Exercise task: In your copy, repeat the records exactly and leave out the pictures.

Provided entries:
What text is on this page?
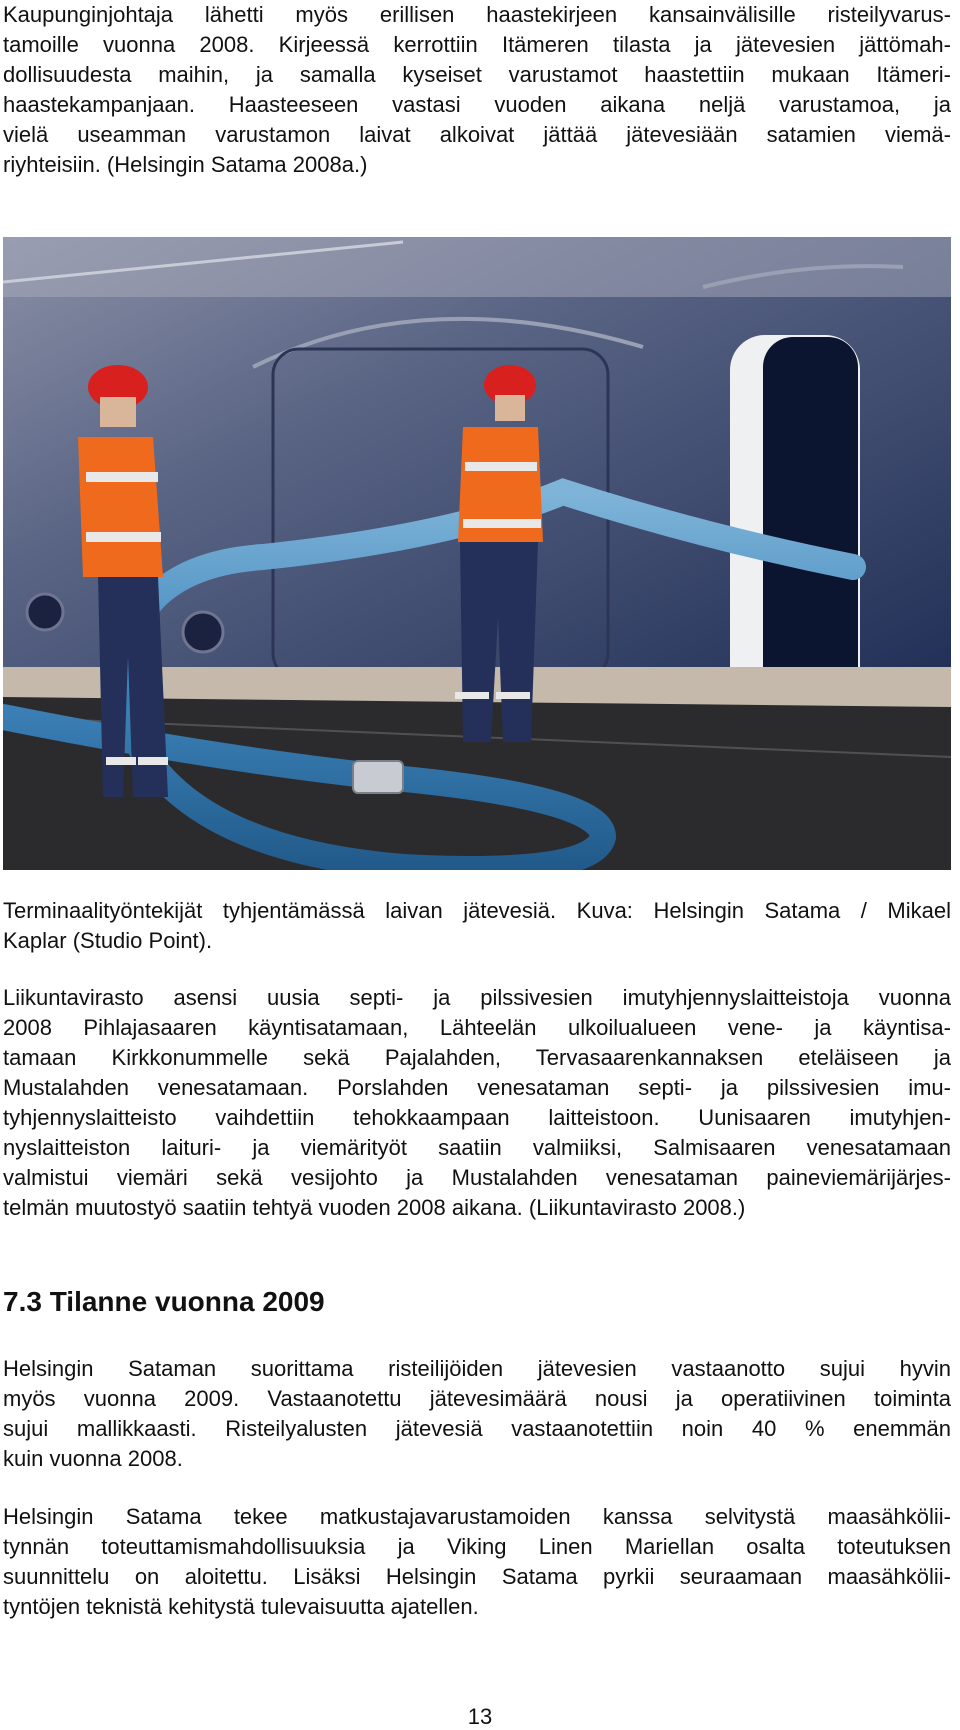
Kaupunginjohtaja lähetti myös erillisen haastekirjeen kansainvälisille risteilyvarus-
tamoille vuonna 2008. Kirjeessä kerrottiin Itämeren tilasta ja jätevesien jättömah-
dollisuudesta maihin, ja samalla kyseiset varustamot haastettiin mukaan Itämeri-
haastekampanjaan. Haasteeseen vastasi vuoden aikana neljä varustamoa, ja
vielä useamman varustamon laivat alkoivat jättää jätevesiään satamien viemä-
riyhteisiin. (Helsingin Satama 2008a.)
Terminaalityöntekijät tyhjentämässä laivan jätevesiä. Kuva: Helsingin Satama / Mikael
Kaplar (Studio Point).
Liikuntavirasto asensi uusia septi- ja pilssivesien imutyhjennyslaitteistoja vuonna
2008 Pihlajasaaren käyntisatamaan, Lähteelän ulkoilualueen vene- ja käyntisa-
tamaan Kirkkonummelle sekä Pajalahden, Tervasaarenkannaksen eteläiseen ja
Mustalahden venesatamaan. Porslahden venesataman septi- ja pilssivesien imu-
tyhjennyslaitteisto vaihdettiin tehokkaampaan laitteistoon. Uunisaaren imutyhjen-
nyslaitteiston laituri- ja viemärityöt saatiin valmiiksi, Salmisaaren venesatamaan
valmistui viemäri sekä vesijohto ja Mustalahden venesataman paineviemärijärjes-
telmän muutostyö saatiin tehtyä vuoden 2008 aikana. (Liikuntavirasto 2008.)
7.3 Tilanne vuonna 2009
Helsingin Sataman suorittama risteilijöiden jätevesien vastaanotto sujui hyvin
myös vuonna 2009. Vastaanotettu jätevesimäärä nousi ja operatiivinen toiminta
sujui mallikkaasti. Risteilyalusten jätevesiä vastaanotettiin noin 40 % enemmän
kuin vuonna 2008.
Helsingin Satama tekee matkustajavarustamoiden kanssa selvitystä maasähkölii-
tynnän toteuttamismahdollisuuksia ja Viking Linen Mariellan osalta toteutuksen
suunnittelu on aloitettu. Lisäksi Helsingin Satama pyrkii seuraamaan maasähkölii-
tyntöjen teknistä kehitystä tulevaisuutta ajatellen.
13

Result of the exercise:
What text is on this page?
Kaupunginjohtaja lähetti myös erillisen haastekirjeen kansainvälisille risteilyvarus-
tamoille vuonna 2008. Kirjeessä kerrottiin Itämeren tilasta ja jätevesien jättömah-
dollisuudesta maihin, ja samalla kyseiset varustamot haastettiin mukaan Itämeri-
haastekampanjaan. Haasteeseen vastasi vuoden aikana neljä varustamoa, ja
vielä useamman varustamon laivat alkoivat jättää jätevesiään satamien viemä-
riyhteisiin. (Helsingin Satama 2008a.)
Terminaalityöntekijät tyhjentämässä laivan jätevesiä. Kuva: Helsingin Satama / Mikael
Kaplar (Studio Point).
Liikuntavirasto asensi uusia septi- ja pilssivesien imutyhjennyslaitteistoja vuonna
2008 Pihlajasaaren käyntisatamaan, Lähteelän ulkoilualueen vene- ja käyntisa-
tamaan Kirkkonummelle sekä Pajalahden, Tervasaarenkannaksen eteläiseen ja
Mustalahden venesatamaan. Porslahden venesataman septi- ja pilssivesien imu-
tyhjennyslaitteisto vaihdettiin tehokkaampaan laitteistoon. Uunisaaren imutyhjen-
nyslaitteiston laituri- ja viemärityöt saatiin valmiiksi, Salmisaaren venesatamaan
valmistui viemäri sekä vesijohto ja Mustalahden venesataman paineviemärijärjes-
telmän muutostyö saatiin tehtyä vuoden 2008 aikana. (Liikuntavirasto 2008.)
7.3 Tilanne vuonna 2009
Helsingin Sataman suorittama risteilijöiden jätevesien vastaanotto sujui hyvin
myös vuonna 2009. Vastaanotettu jätevesimäärä nousi ja operatiivinen toiminta
sujui mallikkaasti. Risteilyalusten jätevesiä vastaanotettiin noin 40 % enemmän
kuin vuonna 2008.
Helsingin Satama tekee matkustajavarustamoiden kanssa selvitystä maasähkölii-
tynnän toteuttamismahdollisuuksia ja Viking Linen Mariellan osalta toteutuksen
suunnittelu on aloitettu. Lisäksi Helsingin Satama pyrkii seuraamaan maasähkölii-
tyntöjen teknistä kehitystä tulevaisuutta ajatellen.
13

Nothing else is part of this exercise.